Search the entries for the word "tubuh" and pull out each line that has it.

-- GIVEN RECORDS --
========
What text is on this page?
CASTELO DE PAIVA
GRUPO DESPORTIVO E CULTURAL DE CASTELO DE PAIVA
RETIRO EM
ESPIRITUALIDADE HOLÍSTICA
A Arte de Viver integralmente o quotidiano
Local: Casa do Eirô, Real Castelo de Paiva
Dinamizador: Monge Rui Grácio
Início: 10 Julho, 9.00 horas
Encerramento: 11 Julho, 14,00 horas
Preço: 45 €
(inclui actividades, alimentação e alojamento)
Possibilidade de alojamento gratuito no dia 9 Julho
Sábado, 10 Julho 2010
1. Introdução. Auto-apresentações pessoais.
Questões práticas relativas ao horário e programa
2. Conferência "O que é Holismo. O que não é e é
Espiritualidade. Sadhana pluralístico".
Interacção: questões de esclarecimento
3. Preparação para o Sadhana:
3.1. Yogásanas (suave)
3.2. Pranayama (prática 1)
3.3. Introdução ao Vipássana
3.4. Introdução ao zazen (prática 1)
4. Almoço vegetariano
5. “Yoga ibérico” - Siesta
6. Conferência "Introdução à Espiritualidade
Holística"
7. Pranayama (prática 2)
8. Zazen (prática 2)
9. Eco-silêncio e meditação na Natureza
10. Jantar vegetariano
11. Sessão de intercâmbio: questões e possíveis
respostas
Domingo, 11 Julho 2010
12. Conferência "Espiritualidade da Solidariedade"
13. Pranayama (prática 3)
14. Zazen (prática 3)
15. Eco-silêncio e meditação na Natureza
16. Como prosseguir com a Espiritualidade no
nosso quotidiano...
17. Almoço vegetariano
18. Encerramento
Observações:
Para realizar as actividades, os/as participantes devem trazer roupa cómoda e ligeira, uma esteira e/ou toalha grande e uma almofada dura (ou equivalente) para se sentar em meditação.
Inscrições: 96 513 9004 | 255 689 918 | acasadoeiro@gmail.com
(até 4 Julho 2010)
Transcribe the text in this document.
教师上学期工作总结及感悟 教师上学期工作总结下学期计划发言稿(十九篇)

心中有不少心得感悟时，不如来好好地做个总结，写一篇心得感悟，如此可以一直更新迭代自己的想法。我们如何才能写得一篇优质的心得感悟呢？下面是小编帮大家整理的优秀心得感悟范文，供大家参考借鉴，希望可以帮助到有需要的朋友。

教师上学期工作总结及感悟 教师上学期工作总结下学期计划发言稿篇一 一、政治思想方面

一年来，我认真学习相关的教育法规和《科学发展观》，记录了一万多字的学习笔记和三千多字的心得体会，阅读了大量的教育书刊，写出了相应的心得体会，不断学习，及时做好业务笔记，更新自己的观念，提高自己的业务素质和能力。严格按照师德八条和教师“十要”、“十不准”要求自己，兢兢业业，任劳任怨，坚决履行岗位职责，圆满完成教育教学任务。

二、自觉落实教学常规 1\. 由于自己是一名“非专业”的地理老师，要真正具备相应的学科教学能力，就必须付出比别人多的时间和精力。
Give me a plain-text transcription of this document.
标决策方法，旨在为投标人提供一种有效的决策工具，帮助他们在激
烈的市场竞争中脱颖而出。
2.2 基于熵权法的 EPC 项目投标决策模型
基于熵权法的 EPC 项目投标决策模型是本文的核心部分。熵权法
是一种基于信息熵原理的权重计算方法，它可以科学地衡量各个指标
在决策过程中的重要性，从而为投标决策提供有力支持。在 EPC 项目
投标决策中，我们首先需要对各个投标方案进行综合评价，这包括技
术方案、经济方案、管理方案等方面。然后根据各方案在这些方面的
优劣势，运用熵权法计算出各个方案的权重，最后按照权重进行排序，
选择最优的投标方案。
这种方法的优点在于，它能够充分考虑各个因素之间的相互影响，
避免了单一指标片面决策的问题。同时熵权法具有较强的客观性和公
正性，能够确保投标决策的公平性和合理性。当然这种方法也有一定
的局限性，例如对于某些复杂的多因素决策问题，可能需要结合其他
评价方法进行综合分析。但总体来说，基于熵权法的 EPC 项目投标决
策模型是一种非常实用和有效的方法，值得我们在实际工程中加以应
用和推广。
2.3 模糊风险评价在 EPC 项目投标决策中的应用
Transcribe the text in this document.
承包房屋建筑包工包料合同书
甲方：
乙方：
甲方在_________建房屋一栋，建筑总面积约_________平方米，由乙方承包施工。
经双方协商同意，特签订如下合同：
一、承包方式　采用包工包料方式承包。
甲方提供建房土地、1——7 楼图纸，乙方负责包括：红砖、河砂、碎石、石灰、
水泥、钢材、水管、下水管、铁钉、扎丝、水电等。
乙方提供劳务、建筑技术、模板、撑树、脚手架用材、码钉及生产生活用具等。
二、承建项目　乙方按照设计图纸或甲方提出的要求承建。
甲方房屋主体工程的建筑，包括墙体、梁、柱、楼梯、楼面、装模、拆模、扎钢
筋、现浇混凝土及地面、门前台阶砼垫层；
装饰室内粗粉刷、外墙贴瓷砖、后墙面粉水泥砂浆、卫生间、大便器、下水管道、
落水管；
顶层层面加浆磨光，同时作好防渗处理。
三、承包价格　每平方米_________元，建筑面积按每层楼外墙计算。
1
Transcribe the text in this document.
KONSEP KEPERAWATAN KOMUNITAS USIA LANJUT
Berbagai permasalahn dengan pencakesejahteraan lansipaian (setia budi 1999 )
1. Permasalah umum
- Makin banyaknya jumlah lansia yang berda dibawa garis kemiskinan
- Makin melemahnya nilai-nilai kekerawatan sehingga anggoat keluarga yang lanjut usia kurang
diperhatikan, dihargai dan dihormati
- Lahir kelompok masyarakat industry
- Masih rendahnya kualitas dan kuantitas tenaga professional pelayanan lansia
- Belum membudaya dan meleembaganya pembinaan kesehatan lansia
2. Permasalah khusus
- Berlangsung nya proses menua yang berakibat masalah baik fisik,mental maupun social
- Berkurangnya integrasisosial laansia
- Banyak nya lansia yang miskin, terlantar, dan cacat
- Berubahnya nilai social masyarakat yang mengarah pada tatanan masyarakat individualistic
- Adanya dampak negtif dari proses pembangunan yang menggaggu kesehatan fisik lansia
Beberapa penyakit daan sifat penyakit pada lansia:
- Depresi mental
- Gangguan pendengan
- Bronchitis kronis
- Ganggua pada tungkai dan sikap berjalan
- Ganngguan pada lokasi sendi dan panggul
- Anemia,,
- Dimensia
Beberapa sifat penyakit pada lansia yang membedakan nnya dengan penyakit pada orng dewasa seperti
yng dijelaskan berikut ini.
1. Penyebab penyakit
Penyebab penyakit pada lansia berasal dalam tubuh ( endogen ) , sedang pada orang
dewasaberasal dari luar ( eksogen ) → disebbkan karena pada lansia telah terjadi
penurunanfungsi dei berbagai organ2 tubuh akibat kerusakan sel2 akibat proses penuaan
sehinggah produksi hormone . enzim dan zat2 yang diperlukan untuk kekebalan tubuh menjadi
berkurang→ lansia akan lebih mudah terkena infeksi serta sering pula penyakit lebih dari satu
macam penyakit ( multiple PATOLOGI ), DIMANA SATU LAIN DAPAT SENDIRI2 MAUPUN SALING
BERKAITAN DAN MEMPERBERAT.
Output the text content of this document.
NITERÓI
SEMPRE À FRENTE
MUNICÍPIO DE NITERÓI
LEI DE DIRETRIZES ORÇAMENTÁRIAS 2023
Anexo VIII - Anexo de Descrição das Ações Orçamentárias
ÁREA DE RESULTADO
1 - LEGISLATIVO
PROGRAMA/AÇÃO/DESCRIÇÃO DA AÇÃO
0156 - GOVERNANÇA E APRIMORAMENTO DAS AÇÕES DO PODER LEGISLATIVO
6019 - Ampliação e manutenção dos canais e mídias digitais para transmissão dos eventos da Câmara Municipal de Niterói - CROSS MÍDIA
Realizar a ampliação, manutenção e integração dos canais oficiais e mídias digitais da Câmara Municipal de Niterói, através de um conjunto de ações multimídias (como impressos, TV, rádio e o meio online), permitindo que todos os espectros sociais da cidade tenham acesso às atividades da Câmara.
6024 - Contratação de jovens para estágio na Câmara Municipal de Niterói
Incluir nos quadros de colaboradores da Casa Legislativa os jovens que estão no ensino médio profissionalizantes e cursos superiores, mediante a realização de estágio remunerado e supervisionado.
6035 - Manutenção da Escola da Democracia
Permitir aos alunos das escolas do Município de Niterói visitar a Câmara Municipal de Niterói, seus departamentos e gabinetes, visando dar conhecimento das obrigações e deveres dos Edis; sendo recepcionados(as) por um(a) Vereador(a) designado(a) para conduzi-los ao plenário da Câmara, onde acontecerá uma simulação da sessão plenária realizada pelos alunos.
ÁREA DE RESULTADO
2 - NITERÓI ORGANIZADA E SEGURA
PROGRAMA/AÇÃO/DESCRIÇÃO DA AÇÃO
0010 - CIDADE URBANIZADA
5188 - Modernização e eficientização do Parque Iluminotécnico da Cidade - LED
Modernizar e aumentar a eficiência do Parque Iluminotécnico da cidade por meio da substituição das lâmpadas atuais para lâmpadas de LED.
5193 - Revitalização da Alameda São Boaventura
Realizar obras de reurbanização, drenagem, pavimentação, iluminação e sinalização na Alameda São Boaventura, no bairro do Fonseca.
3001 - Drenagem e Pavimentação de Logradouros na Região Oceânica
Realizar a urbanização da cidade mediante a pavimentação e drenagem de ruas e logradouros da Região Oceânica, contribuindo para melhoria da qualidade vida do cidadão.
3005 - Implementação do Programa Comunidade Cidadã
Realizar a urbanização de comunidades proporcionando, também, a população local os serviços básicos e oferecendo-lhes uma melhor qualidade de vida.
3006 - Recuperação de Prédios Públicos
========
-- RESULT --
Penyebab penyakit pada lansia berasal dalam tubuh ( endogen ) , sedang pada orang
penurunanfungsi dei berbagai organ2 tubuh akibat kerusakan sel2 akibat proses penuaan
sehinggah produksi hormone . enzim dan zat2 yang diperlukan untuk kekebalan tubuh menjadi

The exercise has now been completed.